▸ **SET TASK**
Could you render the lines below as a numbered list, skipping any blank lines?

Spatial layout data
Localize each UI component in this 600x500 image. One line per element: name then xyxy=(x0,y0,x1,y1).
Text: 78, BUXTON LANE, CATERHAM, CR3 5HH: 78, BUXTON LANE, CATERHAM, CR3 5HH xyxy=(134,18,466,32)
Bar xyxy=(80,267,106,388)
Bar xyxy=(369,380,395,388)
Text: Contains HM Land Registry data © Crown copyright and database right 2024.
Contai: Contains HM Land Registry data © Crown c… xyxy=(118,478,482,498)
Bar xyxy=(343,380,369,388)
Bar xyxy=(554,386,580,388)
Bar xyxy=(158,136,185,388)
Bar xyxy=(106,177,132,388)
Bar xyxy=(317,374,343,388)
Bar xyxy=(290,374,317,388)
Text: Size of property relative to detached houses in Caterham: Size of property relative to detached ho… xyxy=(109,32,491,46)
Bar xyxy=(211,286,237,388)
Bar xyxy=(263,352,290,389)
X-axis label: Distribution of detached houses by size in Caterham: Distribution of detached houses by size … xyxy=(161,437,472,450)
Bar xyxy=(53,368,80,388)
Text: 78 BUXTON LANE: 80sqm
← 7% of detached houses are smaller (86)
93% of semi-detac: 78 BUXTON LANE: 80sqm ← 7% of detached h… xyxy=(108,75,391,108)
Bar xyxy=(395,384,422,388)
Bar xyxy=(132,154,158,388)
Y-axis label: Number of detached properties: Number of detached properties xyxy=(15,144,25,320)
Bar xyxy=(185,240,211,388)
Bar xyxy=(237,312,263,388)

▸ **ANSWER**
1. Localize each UI component in this 600x500 image. One line per element: name then xyxy=(x0,y0,x1,y1).
2. Text: 78, BUXTON LANE, CATERHAM, CR3 5HH: 78, BUXTON LANE, CATERHAM, CR3 5HH xyxy=(134,18,466,32)
3. Bar xyxy=(80,267,106,388)
4. Bar xyxy=(369,380,395,388)
5. Text: Contains HM Land Registry data © Crown copyright and database right 2024.
6. Contai: Contains HM Land Registry data © Crown c… xyxy=(118,478,482,498)
7. Bar xyxy=(343,380,369,388)
8. Bar xyxy=(554,386,580,388)
9. Bar xyxy=(158,136,185,388)
10. Bar xyxy=(106,177,132,388)
11. Bar xyxy=(317,374,343,388)
12. Bar xyxy=(290,374,317,388)
13. Text: Size of property relative to detached houses in Caterham: Size of property relative to detached ho… xyxy=(109,32,491,46)
14. Bar xyxy=(211,286,237,388)
15. Bar xyxy=(263,352,290,389)
16. X-axis label: Distribution of detached houses by size in Caterham: Distribution of detached houses by size … xyxy=(161,437,472,450)
17. Bar xyxy=(53,368,80,388)
18. Text: 78 BUXTON LANE: 80sqm
19. ← 7% of detached houses are smaller (86)
20. 93% of semi-detac: 78 BUXTON LANE: 80sqm ← 7% of detached h… xyxy=(108,75,391,108)
21. Bar xyxy=(395,384,422,388)
22. Bar xyxy=(132,154,158,388)
23. Y-axis label: Number of detached properties: Number of detached properties xyxy=(15,144,25,320)
24. Bar xyxy=(185,240,211,388)
25. Bar xyxy=(237,312,263,388)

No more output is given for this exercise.